# Raw data:
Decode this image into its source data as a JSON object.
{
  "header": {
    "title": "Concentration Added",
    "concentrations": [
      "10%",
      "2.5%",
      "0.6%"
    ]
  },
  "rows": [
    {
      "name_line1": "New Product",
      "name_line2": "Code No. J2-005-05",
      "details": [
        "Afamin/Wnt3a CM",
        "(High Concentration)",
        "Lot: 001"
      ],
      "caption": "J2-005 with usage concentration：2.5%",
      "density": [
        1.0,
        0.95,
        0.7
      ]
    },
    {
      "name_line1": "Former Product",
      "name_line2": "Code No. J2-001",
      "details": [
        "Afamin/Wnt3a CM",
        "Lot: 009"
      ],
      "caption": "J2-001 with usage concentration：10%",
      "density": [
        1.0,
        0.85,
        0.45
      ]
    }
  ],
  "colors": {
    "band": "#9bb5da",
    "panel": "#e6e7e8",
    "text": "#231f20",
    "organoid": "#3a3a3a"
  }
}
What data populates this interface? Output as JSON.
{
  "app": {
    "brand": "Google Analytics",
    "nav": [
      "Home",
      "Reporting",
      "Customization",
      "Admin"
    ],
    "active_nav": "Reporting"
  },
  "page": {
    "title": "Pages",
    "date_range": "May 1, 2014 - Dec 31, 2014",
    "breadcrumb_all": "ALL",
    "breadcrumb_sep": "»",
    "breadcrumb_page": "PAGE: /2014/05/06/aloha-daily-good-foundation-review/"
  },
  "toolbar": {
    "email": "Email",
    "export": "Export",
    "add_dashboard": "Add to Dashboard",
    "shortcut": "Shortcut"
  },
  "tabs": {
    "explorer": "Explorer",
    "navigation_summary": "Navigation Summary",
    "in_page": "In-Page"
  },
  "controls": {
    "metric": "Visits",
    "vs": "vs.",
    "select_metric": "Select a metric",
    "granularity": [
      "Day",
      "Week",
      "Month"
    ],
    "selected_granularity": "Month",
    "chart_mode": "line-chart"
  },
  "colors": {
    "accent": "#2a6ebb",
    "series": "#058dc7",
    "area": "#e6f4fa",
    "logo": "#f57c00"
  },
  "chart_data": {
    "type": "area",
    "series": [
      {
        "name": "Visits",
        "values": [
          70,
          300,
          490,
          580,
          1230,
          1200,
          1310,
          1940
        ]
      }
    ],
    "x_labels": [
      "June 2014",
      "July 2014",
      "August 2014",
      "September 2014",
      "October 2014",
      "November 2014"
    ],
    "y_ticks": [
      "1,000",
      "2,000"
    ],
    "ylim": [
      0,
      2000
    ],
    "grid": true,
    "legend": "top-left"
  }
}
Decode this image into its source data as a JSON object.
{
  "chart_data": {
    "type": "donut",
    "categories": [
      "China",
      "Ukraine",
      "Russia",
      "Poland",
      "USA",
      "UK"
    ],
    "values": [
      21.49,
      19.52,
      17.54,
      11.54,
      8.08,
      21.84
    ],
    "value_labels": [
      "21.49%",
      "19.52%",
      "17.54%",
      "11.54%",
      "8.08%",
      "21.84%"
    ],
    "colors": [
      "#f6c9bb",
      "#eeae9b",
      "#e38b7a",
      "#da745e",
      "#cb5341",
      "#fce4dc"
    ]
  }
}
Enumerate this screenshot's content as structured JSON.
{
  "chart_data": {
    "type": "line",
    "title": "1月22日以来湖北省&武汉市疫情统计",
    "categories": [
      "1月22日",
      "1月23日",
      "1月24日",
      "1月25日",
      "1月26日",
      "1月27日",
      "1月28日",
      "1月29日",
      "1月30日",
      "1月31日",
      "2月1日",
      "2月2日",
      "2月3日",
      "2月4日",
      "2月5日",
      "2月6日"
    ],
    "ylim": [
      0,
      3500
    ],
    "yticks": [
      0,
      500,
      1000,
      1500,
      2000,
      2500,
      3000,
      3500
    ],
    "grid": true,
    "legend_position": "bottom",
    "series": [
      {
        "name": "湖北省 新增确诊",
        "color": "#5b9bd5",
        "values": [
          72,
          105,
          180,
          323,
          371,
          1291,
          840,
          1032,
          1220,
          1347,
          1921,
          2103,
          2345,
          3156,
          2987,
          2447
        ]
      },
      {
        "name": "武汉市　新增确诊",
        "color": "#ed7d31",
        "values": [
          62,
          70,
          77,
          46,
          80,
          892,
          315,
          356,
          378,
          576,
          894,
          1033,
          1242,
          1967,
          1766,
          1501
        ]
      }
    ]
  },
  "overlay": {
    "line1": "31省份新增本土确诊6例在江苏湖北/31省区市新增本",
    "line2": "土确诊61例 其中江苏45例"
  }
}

# What you have to do:
Copy all of the material word for word.

# Response:
Decode this image into its source data as a JSON object.
{
  "header": {
    "title": "Concentration Added",
    "concentrations": [
      "10%",
      "2.5%",
      "0.6%"
    ]
  },
  "rows": [
    {
      "name_line1": "New Product",
      "name_line2": "Code No. J2-005-05",
      "details": [
        "Afamin/Wnt3a CM",
        "(High Concentration)",
        "Lot: 001"
      ],
      "caption": "J2-005 with usage concentration：2.5%",
      "density": [
        1.0,
        0.95,
        0.7
      ]
    },
    {
      "name_line1": "Former Product",
      "name_line2": "Code No. J2-001",
      "details": [
        "Afamin/Wnt3a CM",
        "Lot: 009"
      ],
      "caption": "J2-001 with usage concentration：10%",
      "density": [
        1.0,
        0.85,
        0.45
      ]
    }
  ],
  "colors": {
    "band": "#9bb5da",
    "panel": "#e6e7e8",
    "text": "#231f20",
    "organoid": "#3a3a3a"
  }
}
What data populates this interface? Output as JSON.
{
  "app": {
    "brand": "Google Analytics",
    "nav": [
      "Home",
      "Reporting",
      "Customization",
      "Admin"
    ],
    "active_nav": "Reporting"
  },
  "page": {
    "title": "Pages",
    "date_range": "May 1, 2014 - Dec 31, 2014",
    "breadcrumb_all": "ALL",
    "breadcrumb_sep": "»",
    "breadcrumb_page": "PAGE: /2014/05/06/aloha-daily-good-foundation-review/"
  },
  "toolbar": {
    "email": "Email",
    "export": "Export",
    "add_dashboard": "Add to Dashboard",
    "shortcut": "Shortcut"
  },
  "tabs": {
    "explorer": "Explorer",
    "navigation_summary": "Navigation Summary",
    "in_page": "In-Page"
  },
  "controls": {
    "metric": "Visits",
    "vs": "vs.",
    "select_metric": "Select a metric",
    "granularity": [
      "Day",
      "Week",
      "Month"
    ],
    "selected_granularity": "Month",
    "chart_mode": "line-chart"
  },
  "colors": {
    "accent": "#2a6ebb",
    "series": "#058dc7",
    "area": "#e6f4fa",
    "logo": "#f57c00"
  },
  "chart_data": {
    "type": "area",
    "series": [
      {
        "name": "Visits",
        "values": [
          70,
          300,
          490,
          580,
          1230,
          1200,
          1310,
          1940
        ]
      }
    ],
    "x_labels": [
      "June 2014",
      "July 2014",
      "August 2014",
      "September 2014",
      "October 2014",
      "November 2014"
    ],
    "y_ticks": [
      "1,000",
      "2,000"
    ],
    "ylim": [
      0,
      2000
    ],
    "grid": true,
    "legend": "top-left"
  }
}
Decode this image into its source data as a JSON object.
{
  "chart_data": {
    "type": "donut",
    "categories": [
      "China",
      "Ukraine",
      "Russia",
      "Poland",
      "USA",
      "UK"
    ],
    "values": [
      21.49,
      19.52,
      17.54,
      11.54,
      8.08,
      21.84
    ],
    "value_labels": [
      "21.49%",
      "19.52%",
      "17.54%",
      "11.54%",
      "8.08%",
      "21.84%"
    ],
    "colors": [
      "#f6c9bb",
      "#eeae9b",
      "#e38b7a",
      "#da745e",
      "#cb5341",
      "#fce4dc"
    ]
  }
}
Enumerate this screenshot's content as structured JSON.
{
  "chart_data": {
    "type": "line",
    "title": "1月22日以来湖北省&武汉市疫情统计",
    "categories": [
      "1月22日",
      "1月23日",
      "1月24日",
      "1月25日",
      "1月26日",
      "1月27日",
      "1月28日",
      "1月29日",
      "1月30日",
      "1月31日",
      "2月1日",
      "2月2日",
      "2月3日",
      "2月4日",
      "2月5日",
      "2月6日"
    ],
    "ylim": [
      0,
      3500
    ],
    "yticks": [
      0,
      500,
      1000,
      1500,
      2000,
      2500,
      3000,
      3500
    ],
    "grid": true,
    "legend_position": "bottom",
    "series": [
      {
        "name": "湖北省 新增确诊",
        "color": "#5b9bd5",
        "values": [
          72,
          105,
          180,
          323,
          371,
          1291,
          840,
          1032,
          1220,
          1347,
          1921,
          2103,
          2345,
          3156,
          2987,
          2447
        ]
      },
      {
        "name": "武汉市　新增确诊",
        "color": "#ed7d31",
        "values": [
          62,
          70,
          77,
          46,
          80,
          892,
          315,
          356,
          378,
          576,
          894,
          1033,
          1242,
          1967,
          1766,
          1501
        ]
      }
    ]
  },
  "overlay": {
    "line1": "31省份新增本土确诊6例在江苏湖北/31省区市新增本",
    "line2": "土确诊61例 其中江苏45例"
  }
}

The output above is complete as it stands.